- **AIM OF THE EXERCISE**:
Return all lines in the material below that contain "world".
⁂
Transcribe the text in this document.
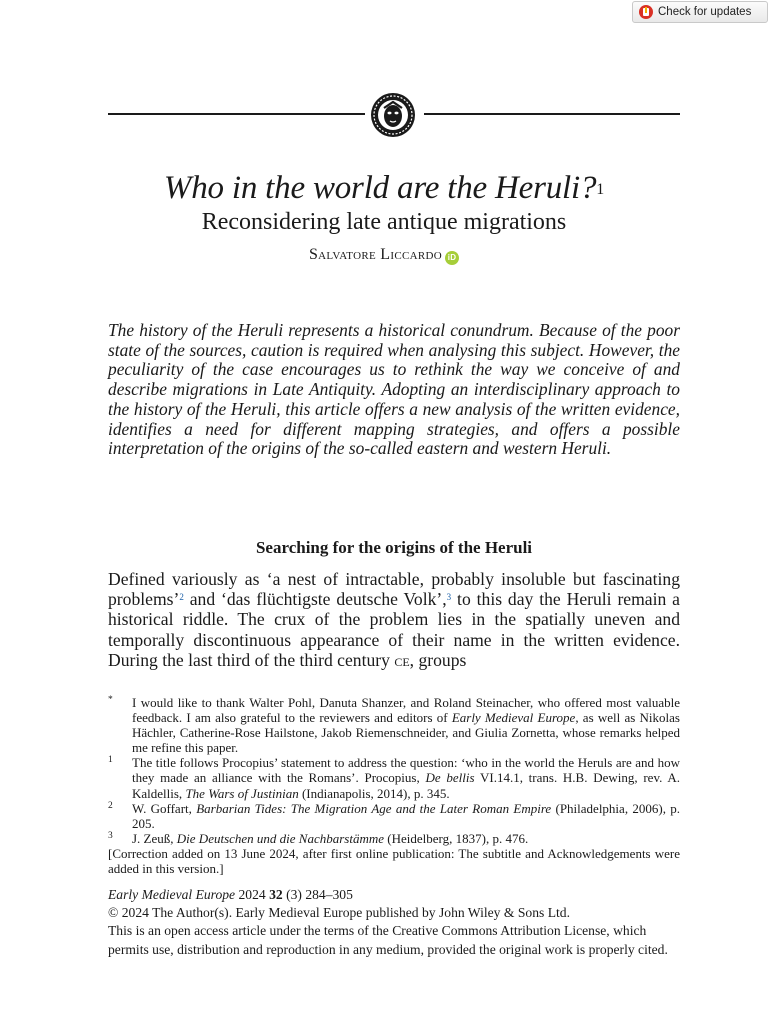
Check for updates
Who in the world are the Heruli?$^1$
Reconsidering late antique migrations
Salvatore Liccardo iD
The history of the Heruli represents a historical conundrum. Because of the poor state of the sources, caution is required when analysing this subject. However, the peculiarity of the case encourages us to rethink the way we conceive of and describe migrations in Late Antiquity. Adopting an interdisciplinary approach to the history of the Heruli, this article offers a new analysis of the written evidence, identifies a need for different mapping strategies, and offers a possible interpretation of the origins of the so-called eastern and western Heruli.
Searching for the origins of the Heruli
Defined variously as ‘a nest of intractable, probably insoluble but fascinating problems’$^2$ and ‘das flüchtigste deutsche Volk’,$^3$ to this day the Heruli remain a historical riddle. The crux of the problem lies in the spatially uneven and temporally discontinuous appearance of their name in the written evidence. During the last third of the third century ce, groups
* I would like to thank Walter Pohl, Danuta Shanzer, and Roland Steinacher, who offered most valuable feedback. I am also grateful to the reviewers and editors of Early Medieval Europe, as well as Nikolas Hächler, Catherine-Rose Hailstone, Jakob Riemenschneider, and Giulia Zornetta, whose remarks helped me refine this paper.
1 The title follows Procopius’ statement to address the question: ‘who in the world the Heruls are and how they made an alliance with the Romans’. Procopius, De bellis VI.14.1, trans. H.B. Dewing, rev. A. Kaldellis, The Wars of Justinian (Indianapolis, 2014), p. 345.
2 W. Goffart, Barbarian Tides: The Migration Age and the Later Roman Empire (Philadelphia, 2006), p. 205.
3 J. Zeuß, Die Deutschen und die Nachbarstämme (Heidelberg, 1837), p. 476.
[Correction added on 13 June 2024, after first online publication: The subtitle and Acknowledgements were added in this version.]
Early Medieval Europe 2024 32 (3) 284–305
© 2024 The Author(s). Early Medieval Europe published by John Wiley & Sons Ltd.
This is an open access article under the terms of the Creative Commons Attribution License, which permits use, distribution and reproduction in any medium, provided the original work is properly cited.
⁂
- **COMPLETE OUTPUT**:
Who in the world are the Heruli?$^1$
1 The title follows Procopius’ statement to address the question: ‘who in the world the Heruls are and how they made an alliance with the Romans’. Procopius, De bellis VI.14.1, trans. H.B. Dewing, rev. A. Kaldellis, The Wars of Justinian (Indianapolis, 2014), p. 345.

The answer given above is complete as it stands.